─── Material to process

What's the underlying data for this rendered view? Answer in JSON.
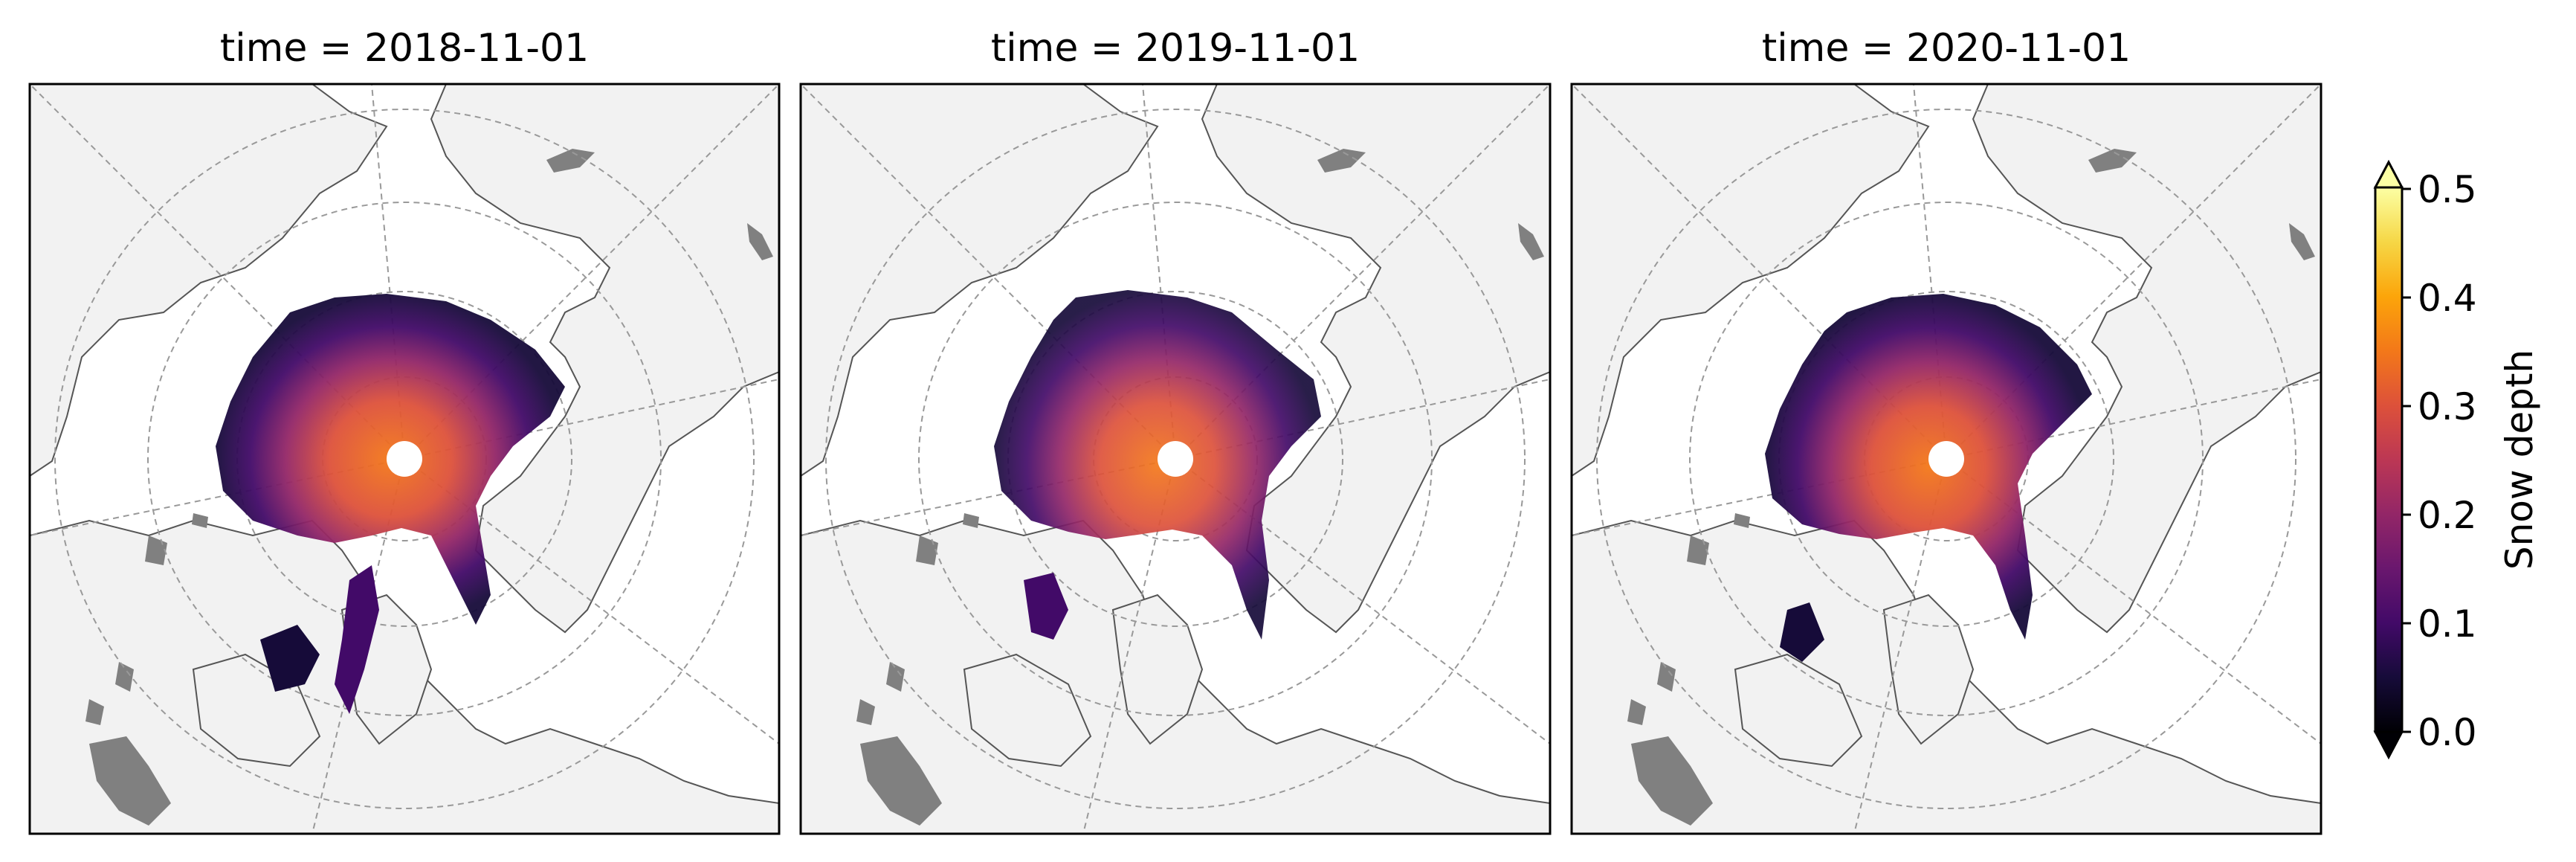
{
  "panels": [
    {
      "title": "time = 2018-11-01"
    },
    {
      "title": "time = 2019-11-01"
    },
    {
      "title": "time = 2020-11-01"
    }
  ],
  "colorbar": {
    "label": "Snow depth",
    "ticks": [
      "0.0",
      "0.1",
      "0.2",
      "0.3",
      "0.4",
      "0.5"
    ],
    "range": [
      0.0,
      0.5
    ],
    "extend": "both",
    "colormap": "inferno"
  },
  "colors": {
    "land": "#f2f2f2",
    "ocean": "#ffffff",
    "lakes": "#808080",
    "coastline": "#555555",
    "gridlines": "#999999"
  }
}
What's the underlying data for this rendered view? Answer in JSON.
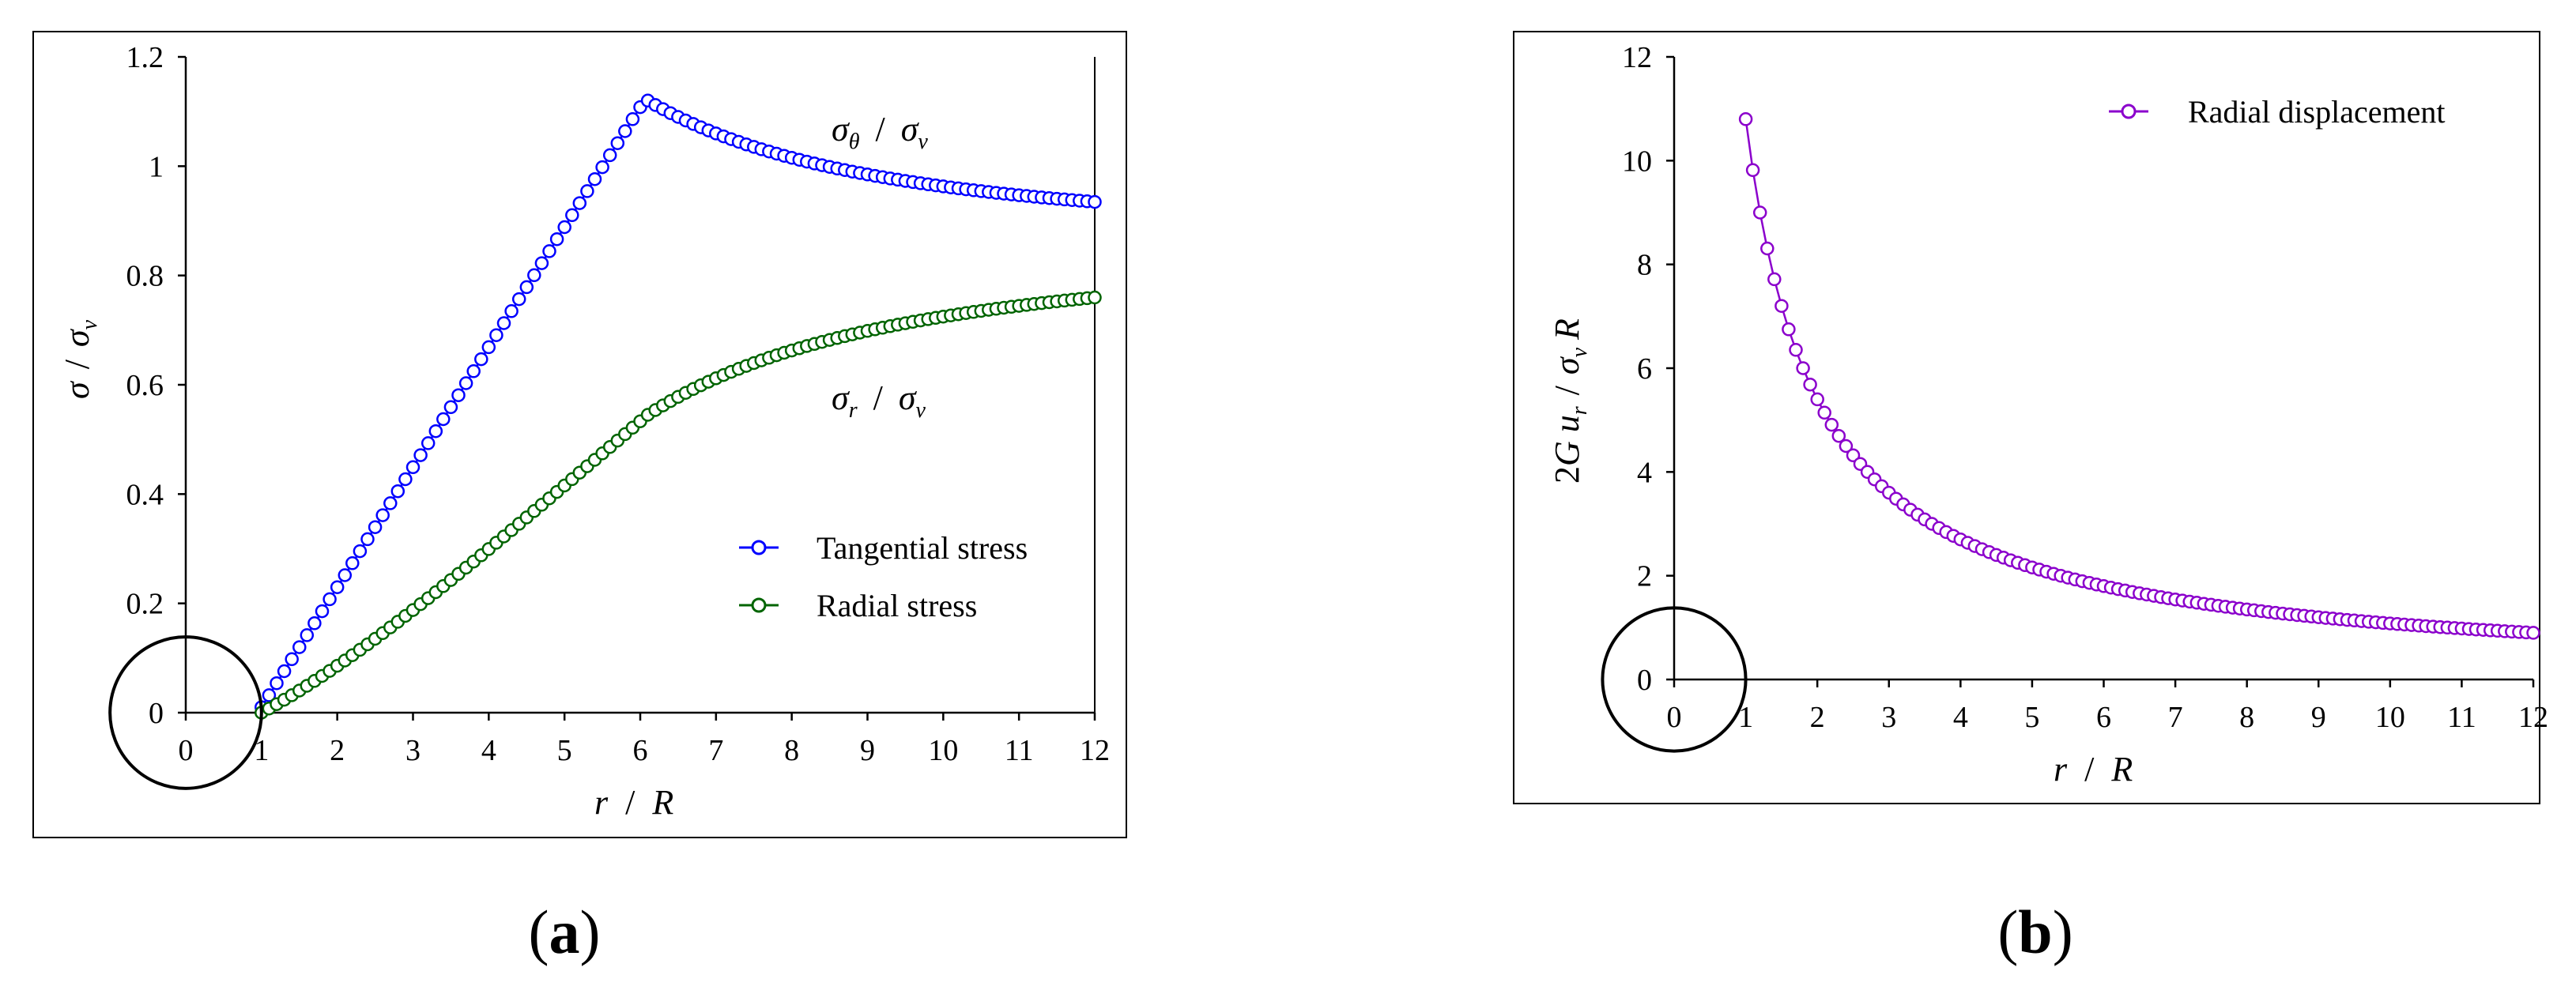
{
  "chart_data": [
    {
      "id": "a",
      "type": "line",
      "caption": "a",
      "xlabel": {
        "sym1": "r",
        "slash": "/",
        "sym2": "R"
      },
      "ylabel": {
        "sym1": "σ",
        "slash": "/",
        "sym2": "σ",
        "sub2": "v"
      },
      "xlim": [
        0,
        12
      ],
      "ylim": [
        0,
        1.2
      ],
      "xticks": [
        "0",
        "1",
        "2",
        "3",
        "4",
        "5",
        "6",
        "7",
        "8",
        "9",
        "10",
        "11",
        "12"
      ],
      "yticks": [
        "0",
        "0.2",
        "0.4",
        "0.6",
        "0.8",
        "1",
        "1.2"
      ],
      "annotations": [
        {
          "sym1": "σ",
          "sub1": "θ",
          "slash": "/",
          "sym2": "σ",
          "sub2": "v"
        },
        {
          "sym1": "σ",
          "sub1": "r",
          "slash": "/",
          "sym2": "σ",
          "sub2": "v"
        }
      ],
      "legend_position": "center-right",
      "series": [
        {
          "name": "Tangential stress",
          "color": "#0000ff",
          "model": "tangential",
          "x_start": 1,
          "x_end": 12,
          "step": 0.1
        },
        {
          "name": "Radial stress",
          "color": "#006400",
          "model": "radial",
          "x_start": 1,
          "x_end": 12,
          "step": 0.1
        }
      ],
      "hole_radius": 1,
      "hole_center": [
        0,
        0
      ]
    },
    {
      "id": "b",
      "type": "line",
      "caption": "b",
      "xlabel": {
        "sym1": "r",
        "slash": "/",
        "sym2": "R"
      },
      "ylabel": {
        "pre": "2",
        "sym1": "G u",
        "sub1": "r",
        "slash": "/",
        "sym2": "σ",
        "sub2": "v",
        "post": "R"
      },
      "xlim": [
        0,
        12
      ],
      "ylim": [
        0,
        12
      ],
      "xticks": [
        "0",
        "1",
        "2",
        "3",
        "4",
        "5",
        "6",
        "7",
        "8",
        "9",
        "10",
        "11",
        "12"
      ],
      "yticks": [
        "0",
        "2",
        "4",
        "6",
        "8",
        "10",
        "12"
      ],
      "legend_position": "top-right",
      "series": [
        {
          "name": "Radial displacement",
          "color": "#8b00cc",
          "model": "displacement",
          "x_start": 1,
          "x_end": 12,
          "step": 0.1
        }
      ],
      "hole_radius": 1,
      "hole_center": [
        0,
        0
      ]
    }
  ]
}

──────

The request —
Give every record again exactly, apart from the pictures, which stay out.

Output —
What's the underlying data for this rendered view? Answer in JSON.
{
  "panels": [
    {
      "title": "time = 2018-11-01"
    },
    {
      "title": "time = 2019-11-01"
    },
    {
      "title": "time = 2020-11-01"
    }
  ],
  "colorbar": {
    "label": "Snow depth",
    "ticks": [
      "0.0",
      "0.1",
      "0.2",
      "0.3",
      "0.4",
      "0.5"
    ],
    "range": [
      0.0,
      0.5
    ],
    "extend": "both",
    "colormap": "inferno"
  },
  "colors": {
    "land": "#f2f2f2",
    "ocean": "#ffffff",
    "lakes": "#808080",
    "coastline": "#555555",
    "gridlines": "#999999"
  }
}
What's the underlying data for this rendered view? Answer in JSON.
{
  "chart_data": [
    {
      "id": "a",
      "type": "line",
      "caption": "a",
      "xlabel": {
        "sym1": "r",
        "slash": "/",
        "sym2": "R"
      },
      "ylabel": {
        "sym1": "σ",
        "slash": "/",
        "sym2": "σ",
        "sub2": "v"
      },
      "xlim": [
        0,
        12
      ],
      "ylim": [
        0,
        1.2
      ],
      "xticks": [
        "0",
        "1",
        "2",
        "3",
        "4",
        "5",
        "6",
        "7",
        "8",
        "9",
        "10",
        "11",
        "12"
      ],
      "yticks": [
        "0",
        "0.2",
        "0.4",
        "0.6",
        "0.8",
        "1",
        "1.2"
      ],
      "annotations": [
        {
          "sym1": "σ",
          "sub1": "θ",
          "slash": "/",
          "sym2": "σ",
          "sub2": "v"
        },
        {
          "sym1": "σ",
          "sub1": "r",
          "slash": "/",
          "sym2": "σ",
          "sub2": "v"
        }
      ],
      "legend_position": "center-right",
      "series": [
        {
          "name": "Tangential stress",
          "color": "#0000ff",
          "model": "tangential",
          "x_start": 1,
          "x_end": 12,
          "step": 0.1
        },
        {
          "name": "Radial stress",
          "color": "#006400",
          "model": "radial",
          "x_start": 1,
          "x_end": 12,
          "step": 0.1
        }
      ],
      "hole_radius": 1,
      "hole_center": [
        0,
        0
      ]
    },
    {
      "id": "b",
      "type": "line",
      "caption": "b",
      "xlabel": {
        "sym1": "r",
        "slash": "/",
        "sym2": "R"
      },
      "ylabel": {
        "pre": "2",
        "sym1": "G u",
        "sub1": "r",
        "slash": "/",
        "sym2": "σ",
        "sub2": "v",
        "post": "R"
      },
      "xlim": [
        0,
        12
      ],
      "ylim": [
        0,
        12
      ],
      "xticks": [
        "0",
        "1",
        "2",
        "3",
        "4",
        "5",
        "6",
        "7",
        "8",
        "9",
        "10",
        "11",
        "12"
      ],
      "yticks": [
        "0",
        "2",
        "4",
        "6",
        "8",
        "10",
        "12"
      ],
      "legend_position": "top-right",
      "series": [
        {
          "name": "Radial displacement",
          "color": "#8b00cc",
          "model": "displacement",
          "x_start": 1,
          "x_end": 12,
          "step": 0.1
        }
      ],
      "hole_radius": 1,
      "hole_center": [
        0,
        0
      ]
    }
  ]
}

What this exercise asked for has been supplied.